### What this exercise asks
1) Answer from the text on MoMA's Transmissions exhibition:
(a) In which four languages did the interpreter need to be skilled?
(b) How long did the installation piece featuring the interpreter run?
(c) Which artist made the 1968 installation piece included in the exhibition?
2) Please continue the text on MoMA's Transmissions exhibition from where it stops.

### Page text
- Opening Delimiter -
When New York’s Museum of Modern Art (MoMA) began planning its 2015 Transmissions exhibition, they came to Eriksen with an out-of-the-box request. The museum needed an interpreter, skilled in English, Italian, French, and Spanish, who had the right skills and demeanor to take center stage in a 16-week installation piece. Eriksen was up for the challenge and found just the right linguist to help MoMA bring a thought-provoking exhibit to life.

A Plexiglass Box, a Telex Machine, and an Interpreter

MoMA, one of the world’s largest institutions devoted to modern and contemporary art, is well known for presenting significant, compelling exhibitions. On display in the fall of 2015, Transmissions: Art in Eastern Europe and Latin America, 1960–1980, showcased works made by artists working in a time of political upheaval, and rapid changes in technology and communication. Included was a 1968 installation piece by Argentinian artist David Lamelas, Office of Information about the Vietnam War at Three Levels: The Visual Image, Text and Audio.
- Closing Delimiter -
### Source data
- Opening Delimiter -
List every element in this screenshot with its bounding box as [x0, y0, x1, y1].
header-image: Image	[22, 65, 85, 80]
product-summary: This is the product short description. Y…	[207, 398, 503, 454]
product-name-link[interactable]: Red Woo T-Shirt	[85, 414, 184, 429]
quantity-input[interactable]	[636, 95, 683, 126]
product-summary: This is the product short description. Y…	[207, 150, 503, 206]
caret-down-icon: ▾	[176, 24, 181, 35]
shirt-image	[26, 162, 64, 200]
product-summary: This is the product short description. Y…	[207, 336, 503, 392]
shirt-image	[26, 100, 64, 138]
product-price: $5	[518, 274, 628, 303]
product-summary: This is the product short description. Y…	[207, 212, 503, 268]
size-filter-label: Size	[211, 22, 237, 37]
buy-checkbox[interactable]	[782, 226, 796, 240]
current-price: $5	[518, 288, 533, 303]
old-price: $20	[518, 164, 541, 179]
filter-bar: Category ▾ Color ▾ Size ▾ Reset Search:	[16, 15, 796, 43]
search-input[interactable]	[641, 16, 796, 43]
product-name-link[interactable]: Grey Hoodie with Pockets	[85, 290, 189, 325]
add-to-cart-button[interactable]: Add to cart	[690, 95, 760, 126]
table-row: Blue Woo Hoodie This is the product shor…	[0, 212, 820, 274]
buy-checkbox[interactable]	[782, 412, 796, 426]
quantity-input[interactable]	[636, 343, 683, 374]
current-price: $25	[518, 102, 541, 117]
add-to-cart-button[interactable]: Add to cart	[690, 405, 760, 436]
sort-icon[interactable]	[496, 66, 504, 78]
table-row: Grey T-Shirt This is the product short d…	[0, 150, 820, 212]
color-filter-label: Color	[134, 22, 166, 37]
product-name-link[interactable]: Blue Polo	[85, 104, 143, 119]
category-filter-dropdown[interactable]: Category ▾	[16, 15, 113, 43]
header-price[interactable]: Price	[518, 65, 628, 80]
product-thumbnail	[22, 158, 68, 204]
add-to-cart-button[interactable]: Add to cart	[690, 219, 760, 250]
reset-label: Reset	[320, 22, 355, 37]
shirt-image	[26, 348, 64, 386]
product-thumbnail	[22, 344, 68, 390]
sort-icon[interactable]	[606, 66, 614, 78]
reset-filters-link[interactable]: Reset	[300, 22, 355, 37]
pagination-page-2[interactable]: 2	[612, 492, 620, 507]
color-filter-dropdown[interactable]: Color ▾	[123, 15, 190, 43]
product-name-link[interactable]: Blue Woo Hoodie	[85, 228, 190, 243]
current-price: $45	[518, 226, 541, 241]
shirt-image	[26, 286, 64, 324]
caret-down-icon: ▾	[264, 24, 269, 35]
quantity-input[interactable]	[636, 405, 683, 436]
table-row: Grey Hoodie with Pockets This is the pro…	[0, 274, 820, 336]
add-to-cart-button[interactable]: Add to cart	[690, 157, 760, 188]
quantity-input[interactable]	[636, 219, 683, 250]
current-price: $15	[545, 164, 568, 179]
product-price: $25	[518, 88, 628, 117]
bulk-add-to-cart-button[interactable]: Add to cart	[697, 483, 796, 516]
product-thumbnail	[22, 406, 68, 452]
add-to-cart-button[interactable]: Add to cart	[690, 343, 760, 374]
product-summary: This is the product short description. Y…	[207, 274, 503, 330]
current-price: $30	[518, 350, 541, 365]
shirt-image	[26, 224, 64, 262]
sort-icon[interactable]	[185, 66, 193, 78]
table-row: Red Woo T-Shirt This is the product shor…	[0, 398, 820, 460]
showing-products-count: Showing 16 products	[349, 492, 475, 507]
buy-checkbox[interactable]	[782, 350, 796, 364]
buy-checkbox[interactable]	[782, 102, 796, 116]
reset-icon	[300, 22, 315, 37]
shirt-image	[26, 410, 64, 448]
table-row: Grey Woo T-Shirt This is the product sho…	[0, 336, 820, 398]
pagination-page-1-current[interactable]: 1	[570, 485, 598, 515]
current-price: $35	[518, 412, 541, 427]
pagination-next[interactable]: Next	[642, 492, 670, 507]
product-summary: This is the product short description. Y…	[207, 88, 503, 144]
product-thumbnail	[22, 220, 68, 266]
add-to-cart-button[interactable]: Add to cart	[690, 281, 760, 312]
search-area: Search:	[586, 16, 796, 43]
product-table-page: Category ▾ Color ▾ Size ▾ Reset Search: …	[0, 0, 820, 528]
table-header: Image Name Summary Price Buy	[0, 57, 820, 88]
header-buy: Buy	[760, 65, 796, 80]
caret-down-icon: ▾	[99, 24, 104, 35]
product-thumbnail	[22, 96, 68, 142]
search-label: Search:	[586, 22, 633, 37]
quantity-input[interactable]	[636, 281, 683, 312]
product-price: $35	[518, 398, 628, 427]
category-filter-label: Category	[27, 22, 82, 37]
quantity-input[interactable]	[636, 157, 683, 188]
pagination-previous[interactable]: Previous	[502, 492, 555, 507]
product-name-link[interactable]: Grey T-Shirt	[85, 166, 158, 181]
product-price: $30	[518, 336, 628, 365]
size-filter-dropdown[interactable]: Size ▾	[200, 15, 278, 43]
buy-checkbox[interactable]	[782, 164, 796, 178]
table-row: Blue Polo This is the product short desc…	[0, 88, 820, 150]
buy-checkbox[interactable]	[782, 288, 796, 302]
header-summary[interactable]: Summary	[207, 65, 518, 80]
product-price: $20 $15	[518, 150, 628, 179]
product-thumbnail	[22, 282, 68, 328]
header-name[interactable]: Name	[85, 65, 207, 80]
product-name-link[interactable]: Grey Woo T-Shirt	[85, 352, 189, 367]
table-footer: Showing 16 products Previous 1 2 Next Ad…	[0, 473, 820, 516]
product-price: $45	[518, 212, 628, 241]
- Closing Delimiter -
### Response list
1)
(a) English, Italian, French, and Spanish.
(b) 16 weeks.
(c) Argentinian artist David Lamelas.

2)
Upon entering the gallery, viewers were confronted with office furniture, a telex machine, a tape recorder, and a microphone enclosed in a large plexiglass box. In the midst of this carefully constructed office environment sat an attendant who intermittently read news reports about the Vietnam War in Italian, French, and Spanish. When the news was not read live, recordings could be heard through headsets attached to the plexiglass. This compelling piece investigated the shifting nature of time and communication in the “burgeoning information society” of the 60s.

A Quadrilingual Attendant

To include this installation in the Transmissions exhibition, MoMA needed an attendant. Someone who could become part of the installation and translate the transmitted news reports from English into Italian, French, and Spanish as they rolled out of the telex machine. MoMA came to Eriksen seeking an interpreter who could fill this role once a week, for the exhibit’s 16-week duration.

This, however, was no ordinary request. The interpreter had to have strong skills in not just one language combination, but three. That person needed the poise and demeanor required to be featured in an important installation piece for one of the most prestigious modern art museums in the world. The assignment called for an interpreter with the confidence to perform while sitting in a glass box in the middle of a gallery, under constant observation by a steady stream of museum visitors.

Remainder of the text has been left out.